• [Exercícios a resolver]:
1. Segundo o trecho sobre Otávio Frias Filho, de qual entidade ele idealizou o código de ética?
2. Dê continuidade ao trecho sobre Otávio Frias Filho, começando logo após a última frase apresentada.

═════ Trecho ═════

A sessão de homenagem aos 98 anos do jornal também foi um reconhecimento ao trabalho de Otávio Frias Filho na condução do jornal desde 1984 até o ano passado, quando morreu, aos 61 anos, vítima de um câncer.

Otávio Frias Filho foi idealizador do código de ética da Associação Nacional de Jornais (ANJ). O documento contém os princípios da auto-regulamentação dos periódicos brasileiros. O material traz ideias de independência, busca da verdade, profissionalismo, compromisso com os valores da democracia, reconhecimento e correção de erros.

Jornalista por formação, a senadora Eliziane Gama (PPS-MA) destacou o protagonismo de Otávio Frias Filho para revolucionar o jornal. “Foi o veículo que mais se notabilizou na transição do Brasil do regime militar para o democrático”, acrescentou a senadora.

═════ Registros ═════

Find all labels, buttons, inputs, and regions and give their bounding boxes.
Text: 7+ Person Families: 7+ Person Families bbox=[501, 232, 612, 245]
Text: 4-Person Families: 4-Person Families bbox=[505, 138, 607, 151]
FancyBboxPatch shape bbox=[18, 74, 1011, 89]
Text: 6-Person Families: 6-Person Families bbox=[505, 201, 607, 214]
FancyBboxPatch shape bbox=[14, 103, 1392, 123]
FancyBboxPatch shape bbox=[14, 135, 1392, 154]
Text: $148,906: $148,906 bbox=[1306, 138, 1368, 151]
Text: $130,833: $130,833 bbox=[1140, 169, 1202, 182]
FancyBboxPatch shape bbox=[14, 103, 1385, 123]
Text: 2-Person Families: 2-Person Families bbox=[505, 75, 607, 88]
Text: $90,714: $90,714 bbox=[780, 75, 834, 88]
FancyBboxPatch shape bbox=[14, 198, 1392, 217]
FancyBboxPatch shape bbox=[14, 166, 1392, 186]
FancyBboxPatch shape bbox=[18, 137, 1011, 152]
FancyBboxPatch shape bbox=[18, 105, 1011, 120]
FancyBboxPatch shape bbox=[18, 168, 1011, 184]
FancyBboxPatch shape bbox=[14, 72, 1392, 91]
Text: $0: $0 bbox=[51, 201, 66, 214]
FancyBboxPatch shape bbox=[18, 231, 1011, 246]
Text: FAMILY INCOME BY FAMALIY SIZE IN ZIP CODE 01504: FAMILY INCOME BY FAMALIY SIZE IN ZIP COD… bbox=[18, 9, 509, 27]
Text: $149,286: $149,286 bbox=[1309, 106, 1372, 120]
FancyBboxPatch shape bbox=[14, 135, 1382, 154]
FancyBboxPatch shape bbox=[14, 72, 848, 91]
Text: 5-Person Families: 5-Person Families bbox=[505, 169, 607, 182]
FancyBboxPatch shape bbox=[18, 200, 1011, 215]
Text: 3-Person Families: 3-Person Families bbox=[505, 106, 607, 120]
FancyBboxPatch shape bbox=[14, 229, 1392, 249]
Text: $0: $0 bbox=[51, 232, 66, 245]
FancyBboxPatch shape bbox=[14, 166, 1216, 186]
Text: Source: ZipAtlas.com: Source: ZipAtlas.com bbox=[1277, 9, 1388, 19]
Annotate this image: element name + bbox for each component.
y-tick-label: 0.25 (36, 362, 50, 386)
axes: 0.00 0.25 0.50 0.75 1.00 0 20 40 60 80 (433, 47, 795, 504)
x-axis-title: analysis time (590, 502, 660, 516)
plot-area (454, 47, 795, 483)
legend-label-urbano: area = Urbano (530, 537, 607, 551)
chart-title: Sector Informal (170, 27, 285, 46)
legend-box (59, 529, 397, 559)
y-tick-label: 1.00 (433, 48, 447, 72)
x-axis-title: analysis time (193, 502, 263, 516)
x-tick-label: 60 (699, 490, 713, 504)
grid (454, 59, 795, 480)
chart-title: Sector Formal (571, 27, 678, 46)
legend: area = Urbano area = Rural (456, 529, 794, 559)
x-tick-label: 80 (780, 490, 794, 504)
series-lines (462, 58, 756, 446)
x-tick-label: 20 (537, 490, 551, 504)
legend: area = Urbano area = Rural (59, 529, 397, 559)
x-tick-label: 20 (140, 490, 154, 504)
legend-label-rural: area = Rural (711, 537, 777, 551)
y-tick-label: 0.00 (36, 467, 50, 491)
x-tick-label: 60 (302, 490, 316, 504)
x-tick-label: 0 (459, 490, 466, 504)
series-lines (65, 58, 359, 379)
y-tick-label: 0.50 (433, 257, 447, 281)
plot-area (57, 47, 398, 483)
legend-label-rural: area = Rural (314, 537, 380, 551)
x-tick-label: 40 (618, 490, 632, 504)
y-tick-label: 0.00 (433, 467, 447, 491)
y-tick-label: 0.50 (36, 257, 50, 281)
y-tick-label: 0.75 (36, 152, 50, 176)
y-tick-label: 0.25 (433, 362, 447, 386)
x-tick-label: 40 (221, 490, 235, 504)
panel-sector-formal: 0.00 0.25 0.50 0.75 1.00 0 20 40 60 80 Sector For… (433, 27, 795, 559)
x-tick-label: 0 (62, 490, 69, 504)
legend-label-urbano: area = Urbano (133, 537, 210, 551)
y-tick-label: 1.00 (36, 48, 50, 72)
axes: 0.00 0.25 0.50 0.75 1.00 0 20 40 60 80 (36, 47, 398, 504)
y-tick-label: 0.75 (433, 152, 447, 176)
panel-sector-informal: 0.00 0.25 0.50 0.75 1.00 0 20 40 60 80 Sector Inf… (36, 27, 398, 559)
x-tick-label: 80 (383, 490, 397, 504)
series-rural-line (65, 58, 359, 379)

═════

• [Respostas dos exercícios]:
1. Da Associação Nacional de Jornais (ANJ).

2.
Autora do requerimento de realização da homenagem, a senadora Kátia Abreu (PDT-TO) contou como conheceu e foi amiga de Otávio Frias Filho por mais de uma década. Disse que o convidou para conhecer o Jalapão, em seu estado.

“Se estivesse na sede da Folha ou ao lado dos artesãos do Jalapão, era a mesma pessoa simples e correta. Não conheci alguém mais culto e mais civilizado. [Estava] sempre disposto a discutir saídas para o Brasil, afirmou Kátia Abreu. Segundo a senadora, Otávio Frias Filho tinha grande capacidade de ouvir, ainda que não concordasse com o interlocutor.

O colunista da Folha, Josias de Souza. Jornalista ressaltou a “obsessão” de Otávio Frias Filho com a autocrítica (Imagem: Geraldo Magela/Agência Senado)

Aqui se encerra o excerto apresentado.